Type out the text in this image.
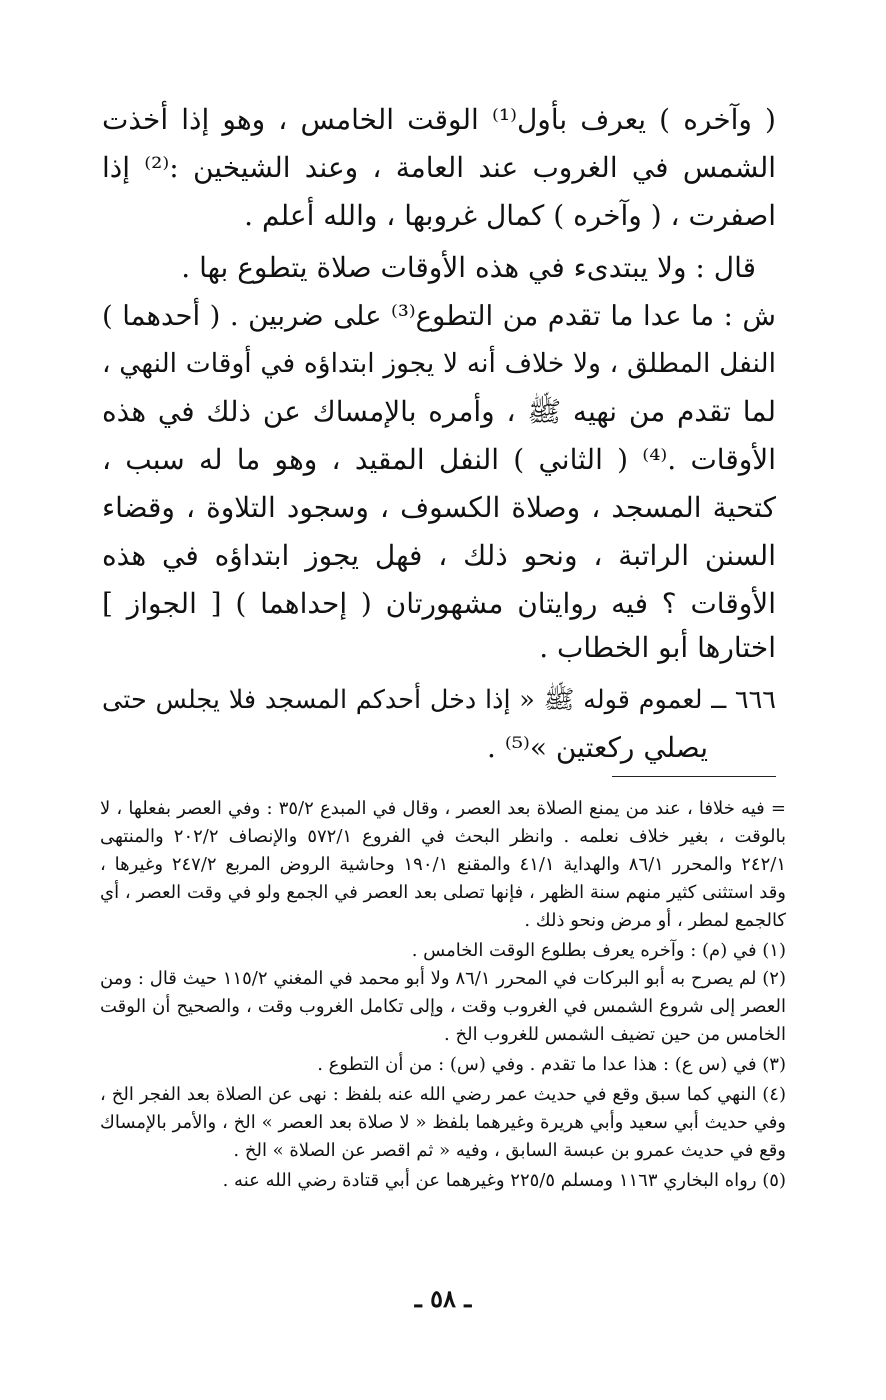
( وآخره ) يعرف بأول⁽¹⁾ الوقت الخامس ، وهو إذا أخذت
الشمس في الغروب عند العامة ، وعند الشيخين :⁽²⁾ إذا
اصفرت ، ( وآخره ) كمال غروبها ، والله أعلم .
قال : ولا يبتدىء في هذه الأوقات صلاة يتطوع بها .
ش : ما عدا ما تقدم من التطوع⁽³⁾ على ضربين . ( أحدهما )
النفل المطلق ، ولا خلاف أنه لا يجوز ابتداؤه في أوقات النهي ،
لما تقدم من نهيه ﷺ ، وأمره بالإمساك عن ذلك في هذه
الأوقات .⁽⁴⁾ ( الثاني ) النفل المقيد ، وهو ما له سبب ،
كتحية المسجد ، وصلاة الكسوف ، وسجود التلاوة ، وقضاء
السنن الراتبة ، ونحو ذلك ، فهل يجوز ابتداؤه في هذه
الأوقات ؟ فيه روايتان مشهورتان ( إحداهما ) [ الجواز ]
اختارها أبو الخطاب .
٦٦٦ ــ لعموم قوله ﷺ « إذا دخل أحدكم المسجد فلا يجلس حتى
يصلي ركعتين »⁽⁵⁾ .
= فيه خلافا ، عند من يمنع الصلاة بعد العصر ، وقال في المبدع ٣٥/٢ : وفي العصر بفعلها ، لا
بالوقت ، بغير خلاف نعلمه . وانظر البحث في الفروع ٥٧٢/١ والإنصاف ٢٠٢/٢ والمنتهى
٢٤٢/١ والمحرر ٨٦/١ والهداية ٤١/١ والمقنع ١٩٠/١ وحاشية الروض المربع ٢٤٧/٢ وغيرها ،
وقد استثنى كثير منهم سنة الظهر ، فإنها تصلى بعد العصر في الجمع ولو في وقت العصر ، أي
كالجمع لمطر ، أو مرض ونحو ذلك .
(١) في (م) : وآخره يعرف بطلوع الوقت الخامس .
(٢) لم يصرح به أبو البركات في المحرر ٨٦/١ ولا أبو محمد في المغني ١١٥/٢ حيث قال : ومن
العصر إلى شروع الشمس في الغروب وقت ، وإلى تكامل الغروب وقت ، والصحيح أن الوقت
الخامس من حين تضيف الشمس للغروب الخ .
(٣) في (س ع) : هذا عدا ما تقدم . وفي (س) : من أن التطوع .
(٤) النهي كما سبق وقع في حديث عمر رضي الله عنه بلفظ : نهى عن الصلاة بعد الفجر الخ ،
وفي حديث أبي سعيد وأبي هريرة وغيرهما بلفظ « لا صلاة بعد العصر » الخ ، والأمر بالإمساك
وقع في حديث عمرو بن عبسة السابق ، وفيه « ثم اقصر عن الصلاة » الخ .
(٥) رواه البخاري ١١٦٣ ومسلم ٢٢٥/٥ وغيرهما عن أبي قتادة رضي الله عنه .
ـ ٥٨ ـ
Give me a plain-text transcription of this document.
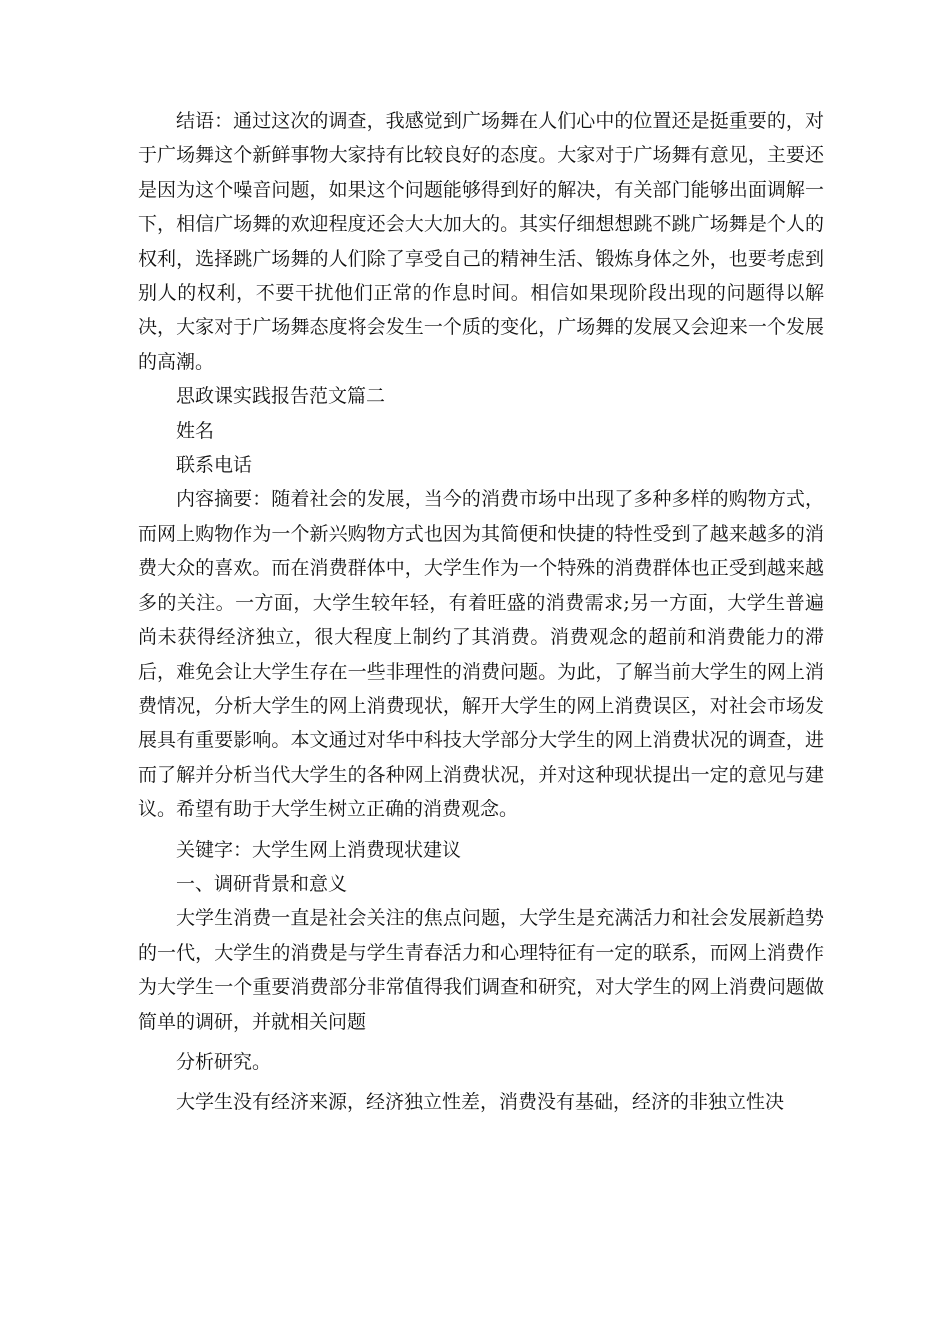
结语：通过这次的调查，我感觉到广场舞在人们心中的位置还是挺重要的，对于广场舞这个新鲜事物大家持有比较良好的态度。大家对于广场舞有意见，主要还是因为这个噪音问题，如果这个问题能够得到好的解决，有关部门能够出面调解一下，相信广场舞的欢迎程度还会大大加大的。其实仔细想想跳不跳广场舞是个人的权利，选择跳广场舞的人们除了享受自己的精神生活、锻炼身体之外，也要考虑到别人的权利，不要干扰他们正常的作息时间。相信如果现阶段出现的问题得以解决，大家对于广场舞态度将会发生一个质的变化，广场舞的发展又会迎来一个发展的高潮。

思政课实践报告范文篇二

姓名

联系电话

内容摘要：随着社会的发展，当今的消费市场中出现了多种多样的购物方式，而网上购物作为一个新兴购物方式也因为其简便和快捷的特性受到了越来越多的消费大众的喜欢。而在消费群体中，大学生作为一个特殊的消费群体也正受到越来越多的关注。一方面，大学生较年轻，有着旺盛的消费需求;另一方面，大学生普遍尚未获得经济独立，很大程度上制约了其消费。消费观念的超前和消费能力的滞后，难免会让大学生存在一些非理性的消费问题。为此，了解当前大学生的网上消费情况，分析大学生的网上消费现状，解开大学生的网上消费误区，对社会市场发展具有重要影响。本文通过对华中科技大学部分大学生的网上消费状况的调查，进而了解并分析当代大学生的各种网上消费状况，并对这种现状提出一定的意见与建议。希望有助于大学生树立正确的消费观念。

关键字：大学生网上消费现状建议

一、调研背景和意义

大学生消费一直是社会关注的焦点问题，大学生是充满活力和社会发展新趋势的一代，大学生的消费是与学生青春活力和心理特征有一定的联系，而网上消费作为大学生一个重要消费部分非常值得我们调查和研究，对大学生的网上消费问题做简单的调研，并就相关问题

分析研究。

大学生没有经济来源，经济独立性差，消费没有基础，经济的非独立性决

__Instructions for the task__
How many of these lines contain "الخامس"? Write only the number.

__Solution for this task__
3